[Recorded information]:

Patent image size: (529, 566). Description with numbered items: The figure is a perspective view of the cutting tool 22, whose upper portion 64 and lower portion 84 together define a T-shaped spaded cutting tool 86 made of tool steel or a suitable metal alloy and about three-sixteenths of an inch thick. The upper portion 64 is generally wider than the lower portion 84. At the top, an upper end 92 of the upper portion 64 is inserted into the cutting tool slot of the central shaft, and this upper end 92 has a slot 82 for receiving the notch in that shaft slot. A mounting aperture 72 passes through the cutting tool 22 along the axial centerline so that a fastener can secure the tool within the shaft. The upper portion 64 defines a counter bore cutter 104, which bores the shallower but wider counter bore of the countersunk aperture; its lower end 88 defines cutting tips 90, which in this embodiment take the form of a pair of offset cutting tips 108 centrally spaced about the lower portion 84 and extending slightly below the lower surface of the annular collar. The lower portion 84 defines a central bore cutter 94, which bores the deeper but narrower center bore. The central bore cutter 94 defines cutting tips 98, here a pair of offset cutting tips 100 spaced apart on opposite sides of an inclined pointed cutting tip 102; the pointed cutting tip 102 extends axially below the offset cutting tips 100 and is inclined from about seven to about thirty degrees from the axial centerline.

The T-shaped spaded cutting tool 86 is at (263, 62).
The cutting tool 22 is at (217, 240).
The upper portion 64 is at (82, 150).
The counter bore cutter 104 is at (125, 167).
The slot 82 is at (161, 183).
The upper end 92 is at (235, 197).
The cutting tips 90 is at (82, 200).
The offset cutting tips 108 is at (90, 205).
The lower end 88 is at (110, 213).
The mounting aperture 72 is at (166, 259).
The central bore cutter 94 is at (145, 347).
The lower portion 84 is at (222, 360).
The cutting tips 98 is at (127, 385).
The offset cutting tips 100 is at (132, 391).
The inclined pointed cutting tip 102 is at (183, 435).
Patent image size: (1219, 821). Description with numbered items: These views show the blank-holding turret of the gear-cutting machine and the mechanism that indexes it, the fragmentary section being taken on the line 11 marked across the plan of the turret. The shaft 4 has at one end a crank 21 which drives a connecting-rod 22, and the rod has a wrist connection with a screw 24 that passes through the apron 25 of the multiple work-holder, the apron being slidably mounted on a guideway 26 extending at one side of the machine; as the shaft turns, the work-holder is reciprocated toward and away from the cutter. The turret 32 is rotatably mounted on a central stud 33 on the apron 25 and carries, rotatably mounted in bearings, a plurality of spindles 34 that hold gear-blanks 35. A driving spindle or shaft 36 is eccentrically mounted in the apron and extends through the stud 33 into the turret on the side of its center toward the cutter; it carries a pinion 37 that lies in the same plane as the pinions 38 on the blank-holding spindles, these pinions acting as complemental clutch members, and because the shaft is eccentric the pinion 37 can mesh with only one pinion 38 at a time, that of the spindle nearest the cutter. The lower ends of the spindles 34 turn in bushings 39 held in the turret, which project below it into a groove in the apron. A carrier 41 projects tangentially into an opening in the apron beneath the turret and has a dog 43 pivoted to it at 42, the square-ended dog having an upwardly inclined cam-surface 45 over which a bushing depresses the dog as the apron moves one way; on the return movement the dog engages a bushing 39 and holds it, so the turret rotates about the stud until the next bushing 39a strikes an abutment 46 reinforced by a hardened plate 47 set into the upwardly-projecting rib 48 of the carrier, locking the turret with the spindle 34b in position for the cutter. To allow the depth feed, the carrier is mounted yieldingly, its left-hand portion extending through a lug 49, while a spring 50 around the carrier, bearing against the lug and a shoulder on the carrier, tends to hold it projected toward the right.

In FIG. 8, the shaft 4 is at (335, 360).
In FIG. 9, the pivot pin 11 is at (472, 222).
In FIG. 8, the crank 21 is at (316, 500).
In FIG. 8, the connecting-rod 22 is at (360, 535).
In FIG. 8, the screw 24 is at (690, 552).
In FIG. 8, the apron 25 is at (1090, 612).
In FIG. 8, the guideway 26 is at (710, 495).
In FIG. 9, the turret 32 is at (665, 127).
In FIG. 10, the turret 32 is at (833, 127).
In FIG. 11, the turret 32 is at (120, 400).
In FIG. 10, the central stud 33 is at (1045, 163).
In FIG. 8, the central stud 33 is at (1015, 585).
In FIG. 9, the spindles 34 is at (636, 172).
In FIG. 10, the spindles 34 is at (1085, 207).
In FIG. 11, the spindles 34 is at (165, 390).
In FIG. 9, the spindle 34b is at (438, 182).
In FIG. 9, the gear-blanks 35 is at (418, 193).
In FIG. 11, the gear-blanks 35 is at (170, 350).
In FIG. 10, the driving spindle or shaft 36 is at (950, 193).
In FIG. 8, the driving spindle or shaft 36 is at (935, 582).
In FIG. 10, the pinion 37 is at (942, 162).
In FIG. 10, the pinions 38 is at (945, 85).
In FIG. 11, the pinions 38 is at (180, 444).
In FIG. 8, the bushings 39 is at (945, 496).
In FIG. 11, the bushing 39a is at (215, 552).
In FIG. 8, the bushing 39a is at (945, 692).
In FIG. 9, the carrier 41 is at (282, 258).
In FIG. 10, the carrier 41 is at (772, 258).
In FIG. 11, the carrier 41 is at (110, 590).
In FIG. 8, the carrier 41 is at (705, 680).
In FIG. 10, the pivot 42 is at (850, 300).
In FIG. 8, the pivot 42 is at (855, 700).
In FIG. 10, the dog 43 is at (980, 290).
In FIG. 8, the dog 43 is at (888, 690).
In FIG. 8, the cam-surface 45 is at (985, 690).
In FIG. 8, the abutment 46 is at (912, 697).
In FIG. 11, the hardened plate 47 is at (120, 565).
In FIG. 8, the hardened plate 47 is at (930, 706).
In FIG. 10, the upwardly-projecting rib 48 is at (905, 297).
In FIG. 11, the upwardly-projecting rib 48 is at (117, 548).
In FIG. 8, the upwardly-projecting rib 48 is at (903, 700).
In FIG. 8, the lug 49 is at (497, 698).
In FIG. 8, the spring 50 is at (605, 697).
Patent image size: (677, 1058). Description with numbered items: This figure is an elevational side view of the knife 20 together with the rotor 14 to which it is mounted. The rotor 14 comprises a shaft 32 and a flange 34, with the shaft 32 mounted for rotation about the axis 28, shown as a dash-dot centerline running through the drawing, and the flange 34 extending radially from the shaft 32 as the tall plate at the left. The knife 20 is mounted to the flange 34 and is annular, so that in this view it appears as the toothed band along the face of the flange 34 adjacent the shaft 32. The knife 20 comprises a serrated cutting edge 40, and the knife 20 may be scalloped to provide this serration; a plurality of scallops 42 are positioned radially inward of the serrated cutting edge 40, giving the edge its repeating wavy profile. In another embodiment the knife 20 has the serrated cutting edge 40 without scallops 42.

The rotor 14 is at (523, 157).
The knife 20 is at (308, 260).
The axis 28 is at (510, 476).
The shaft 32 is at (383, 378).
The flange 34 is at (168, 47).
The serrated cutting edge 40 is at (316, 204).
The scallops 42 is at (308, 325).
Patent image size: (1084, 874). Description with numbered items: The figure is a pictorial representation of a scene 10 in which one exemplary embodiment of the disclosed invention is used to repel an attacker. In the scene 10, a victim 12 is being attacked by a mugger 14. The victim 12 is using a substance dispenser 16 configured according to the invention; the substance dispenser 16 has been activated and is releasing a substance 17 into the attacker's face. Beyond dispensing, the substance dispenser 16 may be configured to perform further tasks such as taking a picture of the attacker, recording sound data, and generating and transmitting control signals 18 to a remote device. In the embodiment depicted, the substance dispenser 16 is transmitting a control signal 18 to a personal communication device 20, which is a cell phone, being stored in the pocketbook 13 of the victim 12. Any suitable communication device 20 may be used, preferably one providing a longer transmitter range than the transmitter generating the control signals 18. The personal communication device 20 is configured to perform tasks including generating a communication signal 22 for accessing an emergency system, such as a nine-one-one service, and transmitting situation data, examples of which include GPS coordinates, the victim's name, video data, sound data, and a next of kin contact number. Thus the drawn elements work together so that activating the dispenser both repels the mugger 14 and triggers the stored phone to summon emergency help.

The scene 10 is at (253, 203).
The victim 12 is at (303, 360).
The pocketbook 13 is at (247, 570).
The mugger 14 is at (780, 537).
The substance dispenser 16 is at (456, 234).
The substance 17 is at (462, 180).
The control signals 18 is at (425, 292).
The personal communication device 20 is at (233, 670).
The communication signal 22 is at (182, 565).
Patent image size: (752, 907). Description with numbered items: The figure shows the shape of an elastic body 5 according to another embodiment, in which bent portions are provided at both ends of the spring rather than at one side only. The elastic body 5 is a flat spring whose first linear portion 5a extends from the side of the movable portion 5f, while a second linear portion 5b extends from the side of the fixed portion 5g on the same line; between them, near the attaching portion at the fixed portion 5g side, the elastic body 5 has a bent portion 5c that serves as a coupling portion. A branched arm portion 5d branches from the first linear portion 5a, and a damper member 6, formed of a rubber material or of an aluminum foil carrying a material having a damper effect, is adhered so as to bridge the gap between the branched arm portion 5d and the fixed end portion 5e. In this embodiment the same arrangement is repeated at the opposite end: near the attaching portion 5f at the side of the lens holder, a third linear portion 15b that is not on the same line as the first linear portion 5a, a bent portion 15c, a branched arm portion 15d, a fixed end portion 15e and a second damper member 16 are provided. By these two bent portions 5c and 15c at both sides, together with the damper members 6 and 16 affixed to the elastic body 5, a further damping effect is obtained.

[Short exercise]: Rewrite the records starting at the beginning and ending at the line that contains "The inclined pointed", swapping "perspective view" for "side view" and leaving everything else unchanged.

[Solved exercise]:
Patent image size: (529, 566). Description with numbered items: The figure is a side view of the cutting tool 22, whose upper portion 64 and lower portion 84 together define a T-shaped spaded cutting tool 86 made of tool steel or a suitable metal alloy and about three-sixteenths of an inch thick. The upper portion 64 is generally wider than the lower portion 84. At the top, an upper end 92 of the upper portion 64 is inserted into the cutting tool slot of the central shaft, and this upper end 92 has a slot 82 for receiving the notch in that shaft slot. A mounting aperture 72 passes through the cutting tool 22 along the axial centerline so that a fastener can secure the tool within the shaft. The upper portion 64 defines a counter bore cutter 104, which bores the shallower but wider counter bore of the countersunk aperture; its lower end 88 defines cutting tips 90, which in this embodiment take the form of a pair of offset cutting tips 108 centrally spaced about the lower portion 84 and extending slightly below the lower surface of the annular collar. The lower portion 84 defines a central bore cutter 94, which bores the deeper but narrower center bore. The central bore cutter 94 defines cutting tips 98, here a pair of offset cutting tips 100 spaced apart on opposite sides of an inclined pointed cutting tip 102; the pointed cutting tip 102 extends axially below the offset cutting tips 100 and is inclined from about seven to about thirty degrees from the axial centerline.

The T-shaped spaded cutting tool 86 is at (263, 62).
The cutting tool 22 is at (217, 240).
The upper portion 64 is at (82, 150).
The counter bore cutter 104 is at (125, 167).
The slot 82 is at (161, 183).
The upper end 92 is at (235, 197).
The cutting tips 90 is at (82, 200).
The offset cutting tips 108 is at (90, 205).
The lower end 88 is at (110, 213).
The mounting aperture 72 is at (166, 259).
The central bore cutter 94 is at (145, 347).
The lower portion 84 is at (222, 360).
The cutting tips 98 is at (127, 385).
The offset cutting tips 100 is at (132, 391).
The inclined pointed cutting tip 102 is at (183, 435).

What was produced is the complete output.